# EXERCISE PASSAGE
::::
Another possible candidate might be the McCrory Creek Baptist Church building, located, we assume, in the vicinity of L. Bryant. But this researcher has been able to determine neither the exact location of the old church building nor whether it was of brick.
Monday. [November 26th] The detachment being supplied with tents etc., proceeded on their journey. Mrs. B. & myself dined with our kind friend Mr. Lapsley. We traveled but about four miles from Nashville & camped.
As the fires began to be kindled, an aged Cherokee, who had been sick all the way, lay down by the fire, when his clothes caught fire, and he sprang up, but before he could be relieved, was burnt nearly to death.
Here Mrs. Butrick received from our kind friend Mr. Lapsley a valuable cloak, bonnet, shawl, and a pair of shoes, send on by a waggon which passed through Nashville after we left.
::::
# EXERCISES TO COMPLETE
A – Write out everything in the Nashville journey passage from "As the fires" down to "nearly to death.", word for word.
B – Pick up the Nashville journey passage after its last sentence and carry it on.

# SUPPLIED RECORDS
::::
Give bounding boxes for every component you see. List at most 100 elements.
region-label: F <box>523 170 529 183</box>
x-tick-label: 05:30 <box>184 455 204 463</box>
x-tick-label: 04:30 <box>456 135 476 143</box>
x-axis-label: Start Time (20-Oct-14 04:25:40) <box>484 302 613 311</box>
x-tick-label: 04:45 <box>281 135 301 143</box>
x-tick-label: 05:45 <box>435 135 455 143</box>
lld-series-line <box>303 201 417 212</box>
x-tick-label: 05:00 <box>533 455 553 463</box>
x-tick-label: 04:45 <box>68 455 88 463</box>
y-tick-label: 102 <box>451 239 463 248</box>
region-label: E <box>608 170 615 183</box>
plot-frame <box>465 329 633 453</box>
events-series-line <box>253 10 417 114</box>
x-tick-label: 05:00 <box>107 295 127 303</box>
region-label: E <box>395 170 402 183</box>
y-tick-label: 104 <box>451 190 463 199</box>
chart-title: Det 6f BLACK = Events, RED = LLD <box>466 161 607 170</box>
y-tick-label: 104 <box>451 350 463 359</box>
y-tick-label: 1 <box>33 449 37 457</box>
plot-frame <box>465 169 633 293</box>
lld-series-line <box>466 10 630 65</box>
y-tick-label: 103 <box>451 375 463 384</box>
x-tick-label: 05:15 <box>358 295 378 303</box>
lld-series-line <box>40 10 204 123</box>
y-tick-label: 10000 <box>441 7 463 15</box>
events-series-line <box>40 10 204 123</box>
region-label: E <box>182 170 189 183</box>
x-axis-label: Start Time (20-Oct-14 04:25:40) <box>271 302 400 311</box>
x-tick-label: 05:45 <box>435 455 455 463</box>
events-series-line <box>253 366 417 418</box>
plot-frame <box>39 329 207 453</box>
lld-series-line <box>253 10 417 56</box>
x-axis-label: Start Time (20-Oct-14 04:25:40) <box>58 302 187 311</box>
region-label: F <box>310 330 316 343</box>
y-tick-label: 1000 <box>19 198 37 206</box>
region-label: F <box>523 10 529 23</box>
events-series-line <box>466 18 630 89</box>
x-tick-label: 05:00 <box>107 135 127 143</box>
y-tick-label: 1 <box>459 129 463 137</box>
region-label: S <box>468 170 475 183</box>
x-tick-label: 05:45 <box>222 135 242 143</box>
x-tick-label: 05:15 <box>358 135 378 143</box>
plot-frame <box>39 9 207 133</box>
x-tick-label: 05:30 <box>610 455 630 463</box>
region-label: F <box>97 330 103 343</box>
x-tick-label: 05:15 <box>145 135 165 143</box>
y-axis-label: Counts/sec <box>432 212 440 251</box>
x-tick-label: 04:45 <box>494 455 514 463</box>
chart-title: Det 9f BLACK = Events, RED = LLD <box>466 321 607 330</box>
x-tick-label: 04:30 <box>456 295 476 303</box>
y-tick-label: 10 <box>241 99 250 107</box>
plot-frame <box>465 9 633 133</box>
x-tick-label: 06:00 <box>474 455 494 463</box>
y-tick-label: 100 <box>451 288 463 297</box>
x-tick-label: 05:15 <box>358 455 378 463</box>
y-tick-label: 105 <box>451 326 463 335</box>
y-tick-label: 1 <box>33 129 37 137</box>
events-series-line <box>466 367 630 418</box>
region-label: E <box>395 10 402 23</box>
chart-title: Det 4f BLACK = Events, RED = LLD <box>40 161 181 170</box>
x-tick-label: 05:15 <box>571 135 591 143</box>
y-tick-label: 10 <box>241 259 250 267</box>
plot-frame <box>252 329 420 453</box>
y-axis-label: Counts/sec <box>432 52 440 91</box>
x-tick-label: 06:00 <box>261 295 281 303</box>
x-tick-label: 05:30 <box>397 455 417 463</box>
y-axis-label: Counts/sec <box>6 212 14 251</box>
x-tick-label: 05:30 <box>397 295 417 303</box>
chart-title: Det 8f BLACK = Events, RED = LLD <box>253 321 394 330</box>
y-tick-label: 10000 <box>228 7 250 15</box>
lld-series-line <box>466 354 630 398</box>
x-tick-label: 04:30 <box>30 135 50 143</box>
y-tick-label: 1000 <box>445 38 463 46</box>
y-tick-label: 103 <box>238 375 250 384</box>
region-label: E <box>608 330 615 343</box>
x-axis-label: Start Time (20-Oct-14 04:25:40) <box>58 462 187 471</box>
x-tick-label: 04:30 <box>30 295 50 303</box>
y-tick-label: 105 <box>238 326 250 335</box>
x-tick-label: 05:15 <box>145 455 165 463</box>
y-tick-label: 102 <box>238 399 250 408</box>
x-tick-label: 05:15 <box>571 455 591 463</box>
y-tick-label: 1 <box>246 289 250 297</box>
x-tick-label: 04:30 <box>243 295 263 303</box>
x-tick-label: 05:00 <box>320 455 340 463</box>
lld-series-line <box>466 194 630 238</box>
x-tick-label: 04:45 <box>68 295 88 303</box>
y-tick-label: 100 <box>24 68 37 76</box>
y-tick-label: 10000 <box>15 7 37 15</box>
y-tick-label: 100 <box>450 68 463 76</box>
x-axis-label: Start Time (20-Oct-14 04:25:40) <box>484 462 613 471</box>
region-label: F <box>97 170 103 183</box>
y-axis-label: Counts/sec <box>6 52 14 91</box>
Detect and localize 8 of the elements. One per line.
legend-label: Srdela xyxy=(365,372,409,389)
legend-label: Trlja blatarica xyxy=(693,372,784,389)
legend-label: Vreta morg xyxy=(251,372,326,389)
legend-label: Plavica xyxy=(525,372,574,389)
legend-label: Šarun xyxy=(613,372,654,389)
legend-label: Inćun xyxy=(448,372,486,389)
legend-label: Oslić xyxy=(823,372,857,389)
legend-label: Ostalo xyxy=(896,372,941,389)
::::
# ANSWERS PER TASK
A –
As the fires began to be kindled, an aged Cherokee, who had been sick all the way, lay down by the fire, when his clothes caught fire, and he sprang up, but before he could be relieved, was burnt nearly to death.

B –
Apparently, Taylor’s contingent camped four miles short of Nashville for a total of five full days, arriving on the 20th and departing on the 26th. They then proceeded through Nashville, and the Butricks stopped at Lapsley’s for dinner.
By what route did the Cherokees pass through Nashville? The Tennessee Division of Archaeology report suggests they probably proceeded up Market Street (today’s Second Avenue), crossed the Cumberland bridge (the original covered bridge) at the Square, and then north via White’s Creek Pike and through today’s Joelton area (see TTOT, pp. 31-32). The theoretical Market Street route, though logical, is as yet undocumented. We do know for certain, however, that some Cherokees lingered at the Square. An account in the November 14 edition of the Nashville Whig includes this sentence: “While traveling through or loitering about the public square, the Indians have exhibited the utmost quiet and good order, and not half a score we venture to say, of the thousands who have passed on to the west, gave evidence of intoxication while here.”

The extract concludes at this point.